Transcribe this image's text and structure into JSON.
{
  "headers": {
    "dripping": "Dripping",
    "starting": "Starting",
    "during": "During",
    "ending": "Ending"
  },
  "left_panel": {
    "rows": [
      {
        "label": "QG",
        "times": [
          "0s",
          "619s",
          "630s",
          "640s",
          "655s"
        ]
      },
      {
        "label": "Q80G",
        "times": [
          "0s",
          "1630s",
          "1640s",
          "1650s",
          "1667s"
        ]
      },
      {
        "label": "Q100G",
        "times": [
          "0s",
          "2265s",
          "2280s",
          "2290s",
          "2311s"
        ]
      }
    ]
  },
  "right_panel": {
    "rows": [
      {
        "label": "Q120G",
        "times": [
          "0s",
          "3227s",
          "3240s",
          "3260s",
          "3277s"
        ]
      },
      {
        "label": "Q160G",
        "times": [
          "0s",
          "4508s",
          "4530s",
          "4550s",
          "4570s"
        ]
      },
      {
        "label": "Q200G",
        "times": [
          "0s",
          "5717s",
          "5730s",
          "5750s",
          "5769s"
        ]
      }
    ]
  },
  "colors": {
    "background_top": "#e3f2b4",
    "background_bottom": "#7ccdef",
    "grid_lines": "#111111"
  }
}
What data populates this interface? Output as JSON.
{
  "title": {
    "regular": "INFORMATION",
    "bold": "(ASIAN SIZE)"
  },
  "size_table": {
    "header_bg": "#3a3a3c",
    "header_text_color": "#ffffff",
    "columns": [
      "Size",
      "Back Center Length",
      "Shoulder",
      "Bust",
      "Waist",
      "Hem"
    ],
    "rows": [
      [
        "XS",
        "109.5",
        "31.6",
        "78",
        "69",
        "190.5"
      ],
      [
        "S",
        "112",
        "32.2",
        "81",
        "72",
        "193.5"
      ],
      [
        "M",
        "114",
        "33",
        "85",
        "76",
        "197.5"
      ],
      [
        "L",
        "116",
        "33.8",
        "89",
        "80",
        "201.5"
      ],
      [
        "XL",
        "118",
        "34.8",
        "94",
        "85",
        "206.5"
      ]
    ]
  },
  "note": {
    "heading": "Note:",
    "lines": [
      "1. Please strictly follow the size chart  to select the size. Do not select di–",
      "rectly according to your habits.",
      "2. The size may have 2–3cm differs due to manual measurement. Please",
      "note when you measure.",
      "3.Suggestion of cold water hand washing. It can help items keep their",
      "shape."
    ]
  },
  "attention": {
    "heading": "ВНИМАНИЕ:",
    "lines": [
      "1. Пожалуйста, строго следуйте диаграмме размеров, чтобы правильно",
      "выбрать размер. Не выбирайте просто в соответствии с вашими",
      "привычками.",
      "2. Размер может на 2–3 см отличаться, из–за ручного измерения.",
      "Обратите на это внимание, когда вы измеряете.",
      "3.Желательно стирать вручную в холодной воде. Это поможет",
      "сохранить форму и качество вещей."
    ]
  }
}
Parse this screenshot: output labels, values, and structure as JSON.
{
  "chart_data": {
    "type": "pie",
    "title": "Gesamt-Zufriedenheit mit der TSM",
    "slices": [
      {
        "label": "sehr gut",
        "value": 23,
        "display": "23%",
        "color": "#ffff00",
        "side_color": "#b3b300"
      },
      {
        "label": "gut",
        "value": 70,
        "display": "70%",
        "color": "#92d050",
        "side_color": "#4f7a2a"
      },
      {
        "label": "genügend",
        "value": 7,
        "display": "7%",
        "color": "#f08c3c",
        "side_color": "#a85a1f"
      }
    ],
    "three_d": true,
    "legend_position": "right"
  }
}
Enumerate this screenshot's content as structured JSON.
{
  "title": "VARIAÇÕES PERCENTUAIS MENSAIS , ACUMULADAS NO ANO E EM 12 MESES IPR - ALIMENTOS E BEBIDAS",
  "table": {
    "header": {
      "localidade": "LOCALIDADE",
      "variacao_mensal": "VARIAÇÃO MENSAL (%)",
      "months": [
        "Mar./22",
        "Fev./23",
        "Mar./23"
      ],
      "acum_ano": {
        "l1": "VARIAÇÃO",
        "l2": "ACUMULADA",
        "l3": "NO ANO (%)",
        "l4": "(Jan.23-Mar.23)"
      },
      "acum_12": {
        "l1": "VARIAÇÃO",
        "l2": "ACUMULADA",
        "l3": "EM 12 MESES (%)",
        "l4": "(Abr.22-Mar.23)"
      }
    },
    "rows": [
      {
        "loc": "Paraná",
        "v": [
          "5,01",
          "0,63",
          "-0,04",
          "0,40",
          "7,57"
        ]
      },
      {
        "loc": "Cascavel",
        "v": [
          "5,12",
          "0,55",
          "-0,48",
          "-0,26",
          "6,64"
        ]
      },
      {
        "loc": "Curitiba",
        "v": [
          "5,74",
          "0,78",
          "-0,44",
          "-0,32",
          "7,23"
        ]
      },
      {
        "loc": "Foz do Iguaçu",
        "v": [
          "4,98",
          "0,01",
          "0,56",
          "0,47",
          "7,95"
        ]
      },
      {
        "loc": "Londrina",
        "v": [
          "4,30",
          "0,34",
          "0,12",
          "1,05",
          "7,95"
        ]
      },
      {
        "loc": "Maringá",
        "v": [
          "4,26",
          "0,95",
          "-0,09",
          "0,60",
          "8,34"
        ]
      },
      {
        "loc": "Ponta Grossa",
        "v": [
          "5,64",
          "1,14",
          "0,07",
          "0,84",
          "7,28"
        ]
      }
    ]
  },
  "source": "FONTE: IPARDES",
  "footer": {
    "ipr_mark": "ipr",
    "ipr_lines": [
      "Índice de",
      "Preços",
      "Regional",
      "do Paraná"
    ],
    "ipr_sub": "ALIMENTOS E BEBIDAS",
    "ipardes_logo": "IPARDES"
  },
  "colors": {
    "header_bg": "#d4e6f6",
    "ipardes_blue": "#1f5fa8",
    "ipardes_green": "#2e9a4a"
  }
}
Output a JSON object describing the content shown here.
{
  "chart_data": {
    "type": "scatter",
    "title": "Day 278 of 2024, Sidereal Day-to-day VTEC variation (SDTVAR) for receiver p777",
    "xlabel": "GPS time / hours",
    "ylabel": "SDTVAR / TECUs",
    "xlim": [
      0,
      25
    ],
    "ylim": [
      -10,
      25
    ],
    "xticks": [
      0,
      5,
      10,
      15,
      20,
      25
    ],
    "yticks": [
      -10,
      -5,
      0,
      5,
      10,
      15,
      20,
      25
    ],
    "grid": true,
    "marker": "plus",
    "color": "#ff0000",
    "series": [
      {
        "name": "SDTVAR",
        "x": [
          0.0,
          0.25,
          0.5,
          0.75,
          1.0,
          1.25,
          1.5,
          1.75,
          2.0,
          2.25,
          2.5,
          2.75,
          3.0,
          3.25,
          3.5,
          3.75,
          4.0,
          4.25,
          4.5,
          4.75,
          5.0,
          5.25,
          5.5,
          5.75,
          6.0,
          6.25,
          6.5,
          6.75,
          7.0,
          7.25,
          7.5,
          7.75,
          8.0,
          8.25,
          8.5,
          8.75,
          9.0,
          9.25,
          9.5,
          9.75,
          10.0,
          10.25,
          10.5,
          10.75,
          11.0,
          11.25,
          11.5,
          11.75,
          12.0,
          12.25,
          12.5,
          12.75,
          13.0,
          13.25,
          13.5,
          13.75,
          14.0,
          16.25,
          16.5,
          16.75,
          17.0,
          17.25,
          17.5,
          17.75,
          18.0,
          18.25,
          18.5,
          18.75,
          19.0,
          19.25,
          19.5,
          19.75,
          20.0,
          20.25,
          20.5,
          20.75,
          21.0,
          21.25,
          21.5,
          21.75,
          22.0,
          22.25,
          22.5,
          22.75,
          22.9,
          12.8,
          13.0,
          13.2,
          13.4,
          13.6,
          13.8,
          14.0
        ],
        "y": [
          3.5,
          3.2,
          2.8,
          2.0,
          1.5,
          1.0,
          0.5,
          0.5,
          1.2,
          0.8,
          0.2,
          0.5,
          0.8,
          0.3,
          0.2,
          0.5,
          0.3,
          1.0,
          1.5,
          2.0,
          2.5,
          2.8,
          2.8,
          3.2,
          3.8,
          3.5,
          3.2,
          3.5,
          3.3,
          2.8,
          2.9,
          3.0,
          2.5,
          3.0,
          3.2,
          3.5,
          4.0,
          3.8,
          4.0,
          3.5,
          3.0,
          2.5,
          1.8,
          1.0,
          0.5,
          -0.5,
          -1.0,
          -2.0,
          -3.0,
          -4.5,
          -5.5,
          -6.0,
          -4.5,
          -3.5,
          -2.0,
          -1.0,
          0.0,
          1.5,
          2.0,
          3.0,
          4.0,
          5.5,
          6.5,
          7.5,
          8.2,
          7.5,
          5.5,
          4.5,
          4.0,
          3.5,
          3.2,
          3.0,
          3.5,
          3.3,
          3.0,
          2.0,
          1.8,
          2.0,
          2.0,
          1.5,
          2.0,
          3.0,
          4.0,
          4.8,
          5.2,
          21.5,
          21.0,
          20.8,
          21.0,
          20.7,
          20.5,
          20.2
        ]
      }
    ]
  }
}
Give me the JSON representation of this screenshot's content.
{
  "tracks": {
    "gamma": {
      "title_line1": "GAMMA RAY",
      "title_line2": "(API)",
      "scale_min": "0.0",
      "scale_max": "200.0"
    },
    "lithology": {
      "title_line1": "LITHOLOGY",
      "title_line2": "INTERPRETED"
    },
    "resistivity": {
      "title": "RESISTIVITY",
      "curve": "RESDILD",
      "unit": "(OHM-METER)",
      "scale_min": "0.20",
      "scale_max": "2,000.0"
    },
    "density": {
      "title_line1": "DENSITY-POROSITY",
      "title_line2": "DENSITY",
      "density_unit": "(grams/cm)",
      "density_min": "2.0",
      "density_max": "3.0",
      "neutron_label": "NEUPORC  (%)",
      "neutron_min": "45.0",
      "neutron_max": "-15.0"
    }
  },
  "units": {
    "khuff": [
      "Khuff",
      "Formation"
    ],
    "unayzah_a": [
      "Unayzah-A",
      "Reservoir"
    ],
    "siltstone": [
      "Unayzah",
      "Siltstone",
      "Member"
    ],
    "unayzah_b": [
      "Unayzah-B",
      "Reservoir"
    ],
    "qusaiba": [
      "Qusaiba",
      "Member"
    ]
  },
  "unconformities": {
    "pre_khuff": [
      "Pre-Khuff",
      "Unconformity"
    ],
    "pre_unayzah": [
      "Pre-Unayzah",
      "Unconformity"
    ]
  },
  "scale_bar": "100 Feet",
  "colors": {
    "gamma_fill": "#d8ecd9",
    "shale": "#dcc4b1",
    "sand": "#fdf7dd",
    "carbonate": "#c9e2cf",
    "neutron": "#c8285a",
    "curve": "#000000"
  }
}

**Written instruction:**
Reproduce nothing but the lines from the line containing "Give me the" to the last line of the data, each exactly as written.

**Exercise solution:**
Give me the JSON representation of this screenshot's content.
{
  "tracks": {
    "gamma": {
      "title_line1": "GAMMA RAY",
      "title_line2": "(API)",
      "scale_min": "0.0",
      "scale_max": "200.0"
    },
    "lithology": {
      "title_line1": "LITHOLOGY",
      "title_line2": "INTERPRETED"
    },
    "resistivity": {
      "title": "RESISTIVITY",
      "curve": "RESDILD",
      "unit": "(OHM-METER)",
      "scale_min": "0.20",
      "scale_max": "2,000.0"
    },
    "density": {
      "title_line1": "DENSITY-POROSITY",
      "title_line2": "DENSITY",
      "density_unit": "(grams/cm)",
      "density_min": "2.0",
      "density_max": "3.0",
      "neutron_label": "NEUPORC  (%)",
      "neutron_min": "45.0",
      "neutron_max": "-15.0"
    }
  },
  "units": {
    "khuff": [
      "Khuff",
      "Formation"
    ],
    "unayzah_a": [
      "Unayzah-A",
      "Reservoir"
    ],
    "siltstone": [
      "Unayzah",
      "Siltstone",
      "Member"
    ],
    "unayzah_b": [
      "Unayzah-B",
      "Reservoir"
    ],
    "qusaiba": [
      "Qusaiba",
      "Member"
    ]
  },
  "unconformities": {
    "pre_khuff": [
      "Pre-Khuff",
      "Unconformity"
    ],
    "pre_unayzah": [
      "Pre-Unayzah",
      "Unconformity"
    ]
  },
  "scale_bar": "100 Feet",
  "colors": {
    "gamma_fill": "#d8ecd9",
    "shale": "#dcc4b1",
    "sand": "#fdf7dd",
    "carbonate": "#c9e2cf",
    "neutron": "#c8285a",
    "curve": "#000000"
  }
}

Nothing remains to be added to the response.